*What the exercise asks*: Copy the data below word for word, beginning at the line containing "- macd-hist-bar: [315, 517, 324, 521]" and ending after the line containing "- volume-bar: [150, 194, 153, 281]".

*Data for the task*:

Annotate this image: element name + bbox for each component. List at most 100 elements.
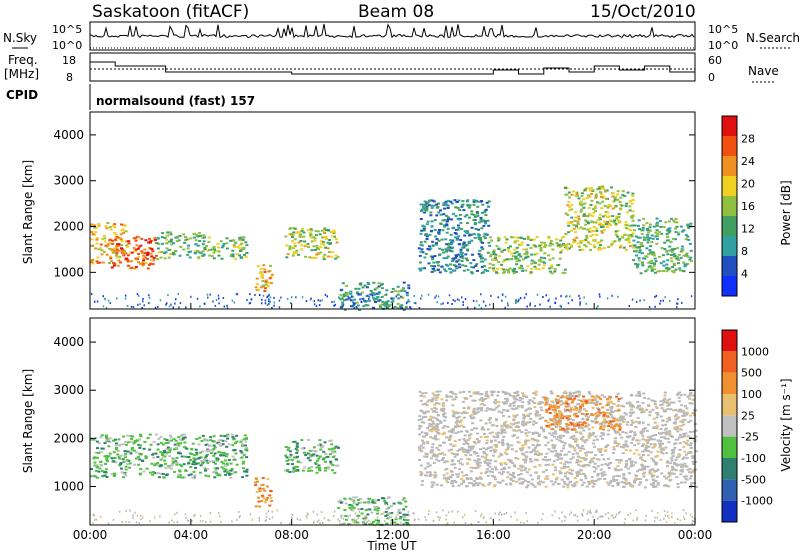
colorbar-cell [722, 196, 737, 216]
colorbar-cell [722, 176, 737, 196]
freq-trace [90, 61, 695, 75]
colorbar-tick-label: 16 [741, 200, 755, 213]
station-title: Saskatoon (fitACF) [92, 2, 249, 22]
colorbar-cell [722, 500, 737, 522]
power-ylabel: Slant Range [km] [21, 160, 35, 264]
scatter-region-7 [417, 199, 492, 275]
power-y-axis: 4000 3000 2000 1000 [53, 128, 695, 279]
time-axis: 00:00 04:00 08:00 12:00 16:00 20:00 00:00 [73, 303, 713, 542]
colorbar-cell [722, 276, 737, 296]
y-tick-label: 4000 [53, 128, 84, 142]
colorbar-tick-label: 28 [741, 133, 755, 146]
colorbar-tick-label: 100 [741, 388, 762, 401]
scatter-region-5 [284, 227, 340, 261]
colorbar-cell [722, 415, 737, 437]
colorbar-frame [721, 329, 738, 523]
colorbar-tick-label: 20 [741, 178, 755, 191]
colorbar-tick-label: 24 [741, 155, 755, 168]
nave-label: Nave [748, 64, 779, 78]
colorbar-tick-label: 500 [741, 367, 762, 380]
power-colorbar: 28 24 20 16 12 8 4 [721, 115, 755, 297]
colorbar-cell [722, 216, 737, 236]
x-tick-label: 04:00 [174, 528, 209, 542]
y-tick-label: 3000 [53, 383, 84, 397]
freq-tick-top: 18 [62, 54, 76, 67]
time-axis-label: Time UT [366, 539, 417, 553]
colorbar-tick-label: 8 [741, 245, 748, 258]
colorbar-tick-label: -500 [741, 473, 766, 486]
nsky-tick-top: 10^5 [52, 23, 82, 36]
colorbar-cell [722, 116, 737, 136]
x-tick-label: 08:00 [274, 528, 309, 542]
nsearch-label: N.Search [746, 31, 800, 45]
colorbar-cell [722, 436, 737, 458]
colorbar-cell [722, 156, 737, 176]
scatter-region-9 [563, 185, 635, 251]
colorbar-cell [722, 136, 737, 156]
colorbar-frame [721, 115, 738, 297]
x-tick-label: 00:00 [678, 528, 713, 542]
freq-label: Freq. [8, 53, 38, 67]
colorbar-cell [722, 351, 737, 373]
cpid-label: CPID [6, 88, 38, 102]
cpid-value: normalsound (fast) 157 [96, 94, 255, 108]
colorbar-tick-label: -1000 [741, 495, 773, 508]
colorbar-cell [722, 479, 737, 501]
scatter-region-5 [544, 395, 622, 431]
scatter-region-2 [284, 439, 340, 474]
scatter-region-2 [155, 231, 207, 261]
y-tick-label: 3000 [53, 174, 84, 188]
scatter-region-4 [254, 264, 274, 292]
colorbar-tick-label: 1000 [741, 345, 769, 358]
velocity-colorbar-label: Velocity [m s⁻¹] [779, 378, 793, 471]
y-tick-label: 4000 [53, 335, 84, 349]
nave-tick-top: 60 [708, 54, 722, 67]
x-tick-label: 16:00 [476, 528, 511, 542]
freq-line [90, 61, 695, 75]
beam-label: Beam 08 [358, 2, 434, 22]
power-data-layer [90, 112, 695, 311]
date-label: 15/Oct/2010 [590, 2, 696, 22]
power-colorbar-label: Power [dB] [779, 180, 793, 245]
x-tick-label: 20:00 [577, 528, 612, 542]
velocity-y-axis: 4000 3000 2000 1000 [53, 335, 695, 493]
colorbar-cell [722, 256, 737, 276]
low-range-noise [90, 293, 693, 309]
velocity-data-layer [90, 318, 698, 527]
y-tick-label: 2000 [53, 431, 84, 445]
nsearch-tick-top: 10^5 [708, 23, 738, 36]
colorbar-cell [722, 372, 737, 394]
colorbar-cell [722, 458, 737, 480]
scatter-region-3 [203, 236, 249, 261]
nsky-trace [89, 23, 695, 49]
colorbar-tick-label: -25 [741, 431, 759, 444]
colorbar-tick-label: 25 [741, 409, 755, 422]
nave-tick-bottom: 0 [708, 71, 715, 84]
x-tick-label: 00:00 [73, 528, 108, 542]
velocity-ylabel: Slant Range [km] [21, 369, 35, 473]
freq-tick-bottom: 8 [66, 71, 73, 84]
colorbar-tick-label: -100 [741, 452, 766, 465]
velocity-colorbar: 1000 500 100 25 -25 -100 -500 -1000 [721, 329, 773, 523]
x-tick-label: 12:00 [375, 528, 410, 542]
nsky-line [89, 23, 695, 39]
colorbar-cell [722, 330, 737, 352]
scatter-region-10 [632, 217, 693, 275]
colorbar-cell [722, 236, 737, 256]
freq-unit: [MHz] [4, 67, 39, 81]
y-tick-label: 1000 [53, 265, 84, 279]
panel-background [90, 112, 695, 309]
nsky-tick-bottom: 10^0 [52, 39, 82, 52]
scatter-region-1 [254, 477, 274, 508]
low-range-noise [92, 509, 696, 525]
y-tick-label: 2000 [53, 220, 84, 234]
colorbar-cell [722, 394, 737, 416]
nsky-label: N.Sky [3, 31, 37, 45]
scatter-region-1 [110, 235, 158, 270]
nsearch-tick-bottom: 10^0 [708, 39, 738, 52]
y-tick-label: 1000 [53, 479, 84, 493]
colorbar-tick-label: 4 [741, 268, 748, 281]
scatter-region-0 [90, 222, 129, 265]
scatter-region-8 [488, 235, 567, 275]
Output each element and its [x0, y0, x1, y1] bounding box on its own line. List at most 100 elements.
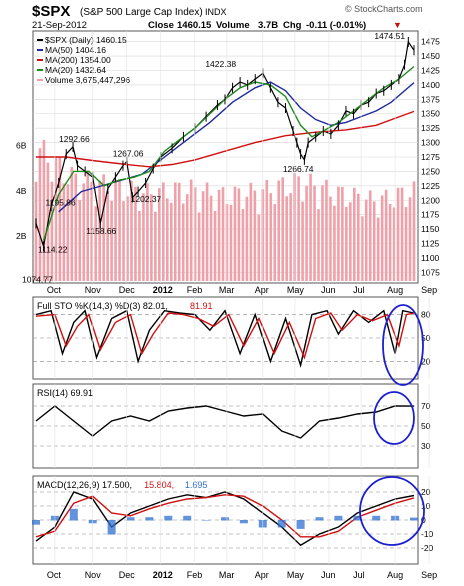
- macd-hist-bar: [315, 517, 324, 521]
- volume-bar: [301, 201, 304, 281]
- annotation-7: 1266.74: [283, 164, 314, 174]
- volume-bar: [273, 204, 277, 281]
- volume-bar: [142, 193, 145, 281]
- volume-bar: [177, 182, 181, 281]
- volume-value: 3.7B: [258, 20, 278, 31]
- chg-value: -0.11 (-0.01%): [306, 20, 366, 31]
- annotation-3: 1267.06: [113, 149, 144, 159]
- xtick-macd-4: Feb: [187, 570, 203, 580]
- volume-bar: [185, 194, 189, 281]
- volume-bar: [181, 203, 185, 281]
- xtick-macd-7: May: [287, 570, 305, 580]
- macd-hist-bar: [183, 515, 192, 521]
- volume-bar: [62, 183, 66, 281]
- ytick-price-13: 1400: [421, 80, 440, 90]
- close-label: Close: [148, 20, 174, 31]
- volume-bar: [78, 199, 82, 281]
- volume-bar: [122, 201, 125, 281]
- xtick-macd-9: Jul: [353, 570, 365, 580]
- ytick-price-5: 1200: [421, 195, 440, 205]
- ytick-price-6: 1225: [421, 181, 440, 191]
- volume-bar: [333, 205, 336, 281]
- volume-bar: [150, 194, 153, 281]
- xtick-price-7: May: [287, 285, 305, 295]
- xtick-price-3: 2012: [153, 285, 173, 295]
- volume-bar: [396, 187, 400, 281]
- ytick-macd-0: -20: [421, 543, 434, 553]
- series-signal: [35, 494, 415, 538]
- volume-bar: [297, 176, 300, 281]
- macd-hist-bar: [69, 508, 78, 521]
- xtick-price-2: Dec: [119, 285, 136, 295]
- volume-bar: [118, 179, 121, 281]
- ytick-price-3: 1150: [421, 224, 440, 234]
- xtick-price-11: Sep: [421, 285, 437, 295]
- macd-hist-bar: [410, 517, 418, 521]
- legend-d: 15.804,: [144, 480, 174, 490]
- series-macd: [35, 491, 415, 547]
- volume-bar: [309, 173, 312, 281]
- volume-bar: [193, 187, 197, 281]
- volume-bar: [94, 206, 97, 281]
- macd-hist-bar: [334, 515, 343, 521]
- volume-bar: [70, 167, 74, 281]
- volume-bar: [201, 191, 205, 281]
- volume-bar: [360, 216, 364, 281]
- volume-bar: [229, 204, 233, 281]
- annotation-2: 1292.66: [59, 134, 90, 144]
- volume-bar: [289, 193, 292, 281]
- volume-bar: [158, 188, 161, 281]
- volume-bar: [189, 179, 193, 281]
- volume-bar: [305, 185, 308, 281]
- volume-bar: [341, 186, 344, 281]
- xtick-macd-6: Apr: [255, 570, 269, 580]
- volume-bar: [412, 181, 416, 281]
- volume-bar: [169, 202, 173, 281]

*Task solution*:
- macd-hist-bar: [315, 517, 324, 521]
- volume-bar: [301, 201, 304, 281]
- annotation-7: 1266.74: [283, 164, 314, 174]
- volume-bar: [273, 204, 277, 281]
- volume-bar: [142, 193, 145, 281]
- volume-bar: [177, 182, 181, 281]
- volume-value: 3.7B: [258, 20, 278, 31]
- chg-value: -0.11 (-0.01%): [306, 20, 366, 31]
- annotation-3: 1267.06: [113, 149, 144, 159]
- xtick-macd-4: Feb: [187, 570, 203, 580]
- volume-bar: [185, 194, 189, 281]
- volume-bar: [181, 203, 185, 281]
- xtick-macd-7: May: [287, 570, 305, 580]
- macd-hist-bar: [183, 515, 192, 521]
- volume-bar: [62, 183, 66, 281]
- ytick-price-13: 1400: [421, 80, 440, 90]
- close-label: Close: [148, 20, 174, 31]
- volume-bar: [78, 199, 82, 281]
- volume-bar: [122, 201, 125, 281]
- xtick-macd-9: Jul: [353, 570, 365, 580]
- ytick-price-5: 1200: [421, 195, 440, 205]
- ytick-price-6: 1225: [421, 181, 440, 191]
- volume-bar: [333, 205, 336, 281]
- volume-bar: [150, 194, 153, 281]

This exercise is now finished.